Instructions to follow — Reproduce the records below exactly, leaving out any pictures.

Excerpted records —
•••••
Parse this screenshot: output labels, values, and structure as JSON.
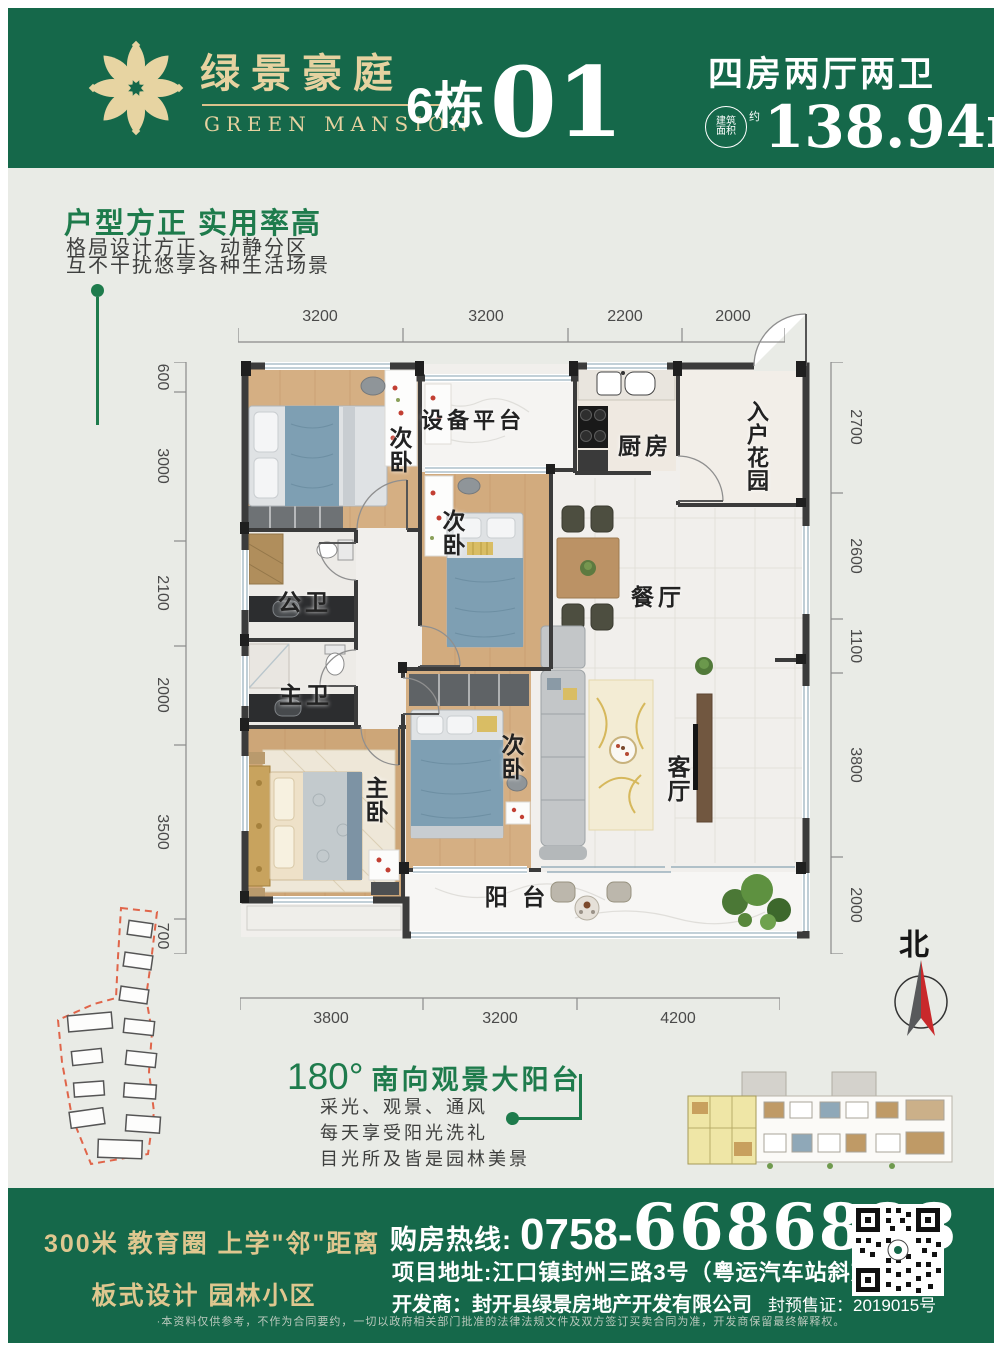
{
  "colors": {
    "brand_green": "#15684A",
    "gold": "#E6D2A0",
    "accent_green": "#1E7B4C",
    "north_red": "#C9292B"
  },
  "header": {
    "brand_cn": "绿景豪庭",
    "brand_en": "GREEN MANSION",
    "building": "6栋",
    "unit": "01",
    "layout": "四房两厅两卫",
    "area_badge_line1": "建筑",
    "area_badge_line2": "面积",
    "area_badge_about": "约",
    "area_value": "138.94m",
    "area_sup": "2"
  },
  "intro": {
    "title": "户型方正 实用率高",
    "line1": "格局设计方正、动静分区",
    "line2": "互不干扰悠享各种生活场景"
  },
  "floorplan": {
    "rooms": {
      "bedroom_top": "次卧",
      "platform": "设备平台",
      "kitchen": "厨房",
      "entry_garden": "入户花园",
      "bedroom_mid": "次卧",
      "dining": "餐厅",
      "bath_public": "公卫",
      "bath_master": "主卫",
      "master_bedroom": "主卧",
      "bedroom_south": "次卧",
      "living": "客厅",
      "balcony": "阳 台"
    },
    "dims_top": [
      "3200",
      "3200",
      "2200",
      "2000"
    ],
    "dims_left": [
      "600",
      "3000",
      "2100",
      "2000",
      "3500",
      "700"
    ],
    "dims_right": [
      "2700",
      "2600",
      "1100",
      "3800",
      "2000"
    ],
    "dims_bottom": [
      "3800",
      "3200",
      "4200"
    ]
  },
  "balcony_callout": {
    "degree": "180°",
    "title": "南向观景大阳台",
    "line1": "采光、观景、通风",
    "line2": "每天享受阳光洗礼",
    "line3": "目光所及皆是园林美景"
  },
  "compass": {
    "label": "北"
  },
  "footer": {
    "slogan1": "300米 教育圈 上学\"邻\"距离",
    "slogan2": "板式设计 园林小区",
    "hotline_label": "购房热线:",
    "hotline_prefix": "0758-",
    "hotline_number": "6686888",
    "address": "项目地址:江口镇封州三路3号（粤运汽车站斜对面）",
    "developer": "开发商：封开县绿景房地产开发有限公司",
    "license": "封预售证：2019015号",
    "disclaimer": "·本资料仅供参考，不作为合同要约，一切以政府相关部门批准的法律法规文件及双方签订买卖合同为准，开发商保留最终解释权。"
  }
}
•••••
Answer to the task —
Parse this screenshot: output labels, values, and structure as JSON.
{
  "colors": {
    "brand_green": "#15684A",
    "gold": "#E6D2A0",
    "accent_green": "#1E7B4C",
    "north_red": "#C9292B"
  },
  "header": {
    "brand_cn": "绿景豪庭",
    "brand_en": "GREEN MANSION",
    "building": "6栋",
    "unit": "01",
    "layout": "四房两厅两卫",
    "area_badge_line1": "建筑",
    "area_badge_line2": "面积",
    "area_badge_about": "约",
    "area_value": "138.94m",
    "area_sup": "2"
  },
  "intro": {
    "title": "户型方正 实用率高",
    "line1": "格局设计方正、动静分区",
    "line2": "互不干扰悠享各种生活场景"
  },
  "floorplan": {
    "rooms": {
      "bedroom_top": "次卧",
      "platform": "设备平台",
      "kitchen": "厨房",
      "entry_garden": "入户花园",
      "bedroom_mid": "次卧",
      "dining": "餐厅",
      "bath_public": "公卫",
      "bath_master": "主卫",
      "master_bedroom": "主卧",
      "bedroom_south": "次卧",
      "living": "客厅",
      "balcony": "阳 台"
    },
    "dims_top": [
      "3200",
      "3200",
      "2200",
      "2000"
    ],
    "dims_left": [
      "600",
      "3000",
      "2100",
      "2000",
      "3500",
      "700"
    ],
    "dims_right": [
      "2700",
      "2600",
      "1100",
      "3800",
      "2000"
    ],
    "dims_bottom": [
      "3800",
      "3200",
      "4200"
    ]
  },
  "balcony_callout": {
    "degree": "180°",
    "title": "南向观景大阳台",
    "line1": "采光、观景、通风",
    "line2": "每天享受阳光洗礼",
    "line3": "目光所及皆是园林美景"
  },
  "compass": {
    "label": "北"
  },
  "footer": {
    "slogan1": "300米 教育圈 上学\"邻\"距离",
    "slogan2": "板式设计 园林小区",
    "hotline_label": "购房热线:",
    "hotline_prefix": "0758-",
    "hotline_number": "6686888",
    "address": "项目地址:江口镇封州三路3号（粤运汽车站斜对面）",
    "developer": "开发商：封开县绿景房地产开发有限公司",
    "license": "封预售证：2019015号",
    "disclaimer": "·本资料仅供参考，不作为合同要约，一切以政府相关部门批准的法律法规文件及双方签订买卖合同为准，开发商保留最终解释权。"
  }
}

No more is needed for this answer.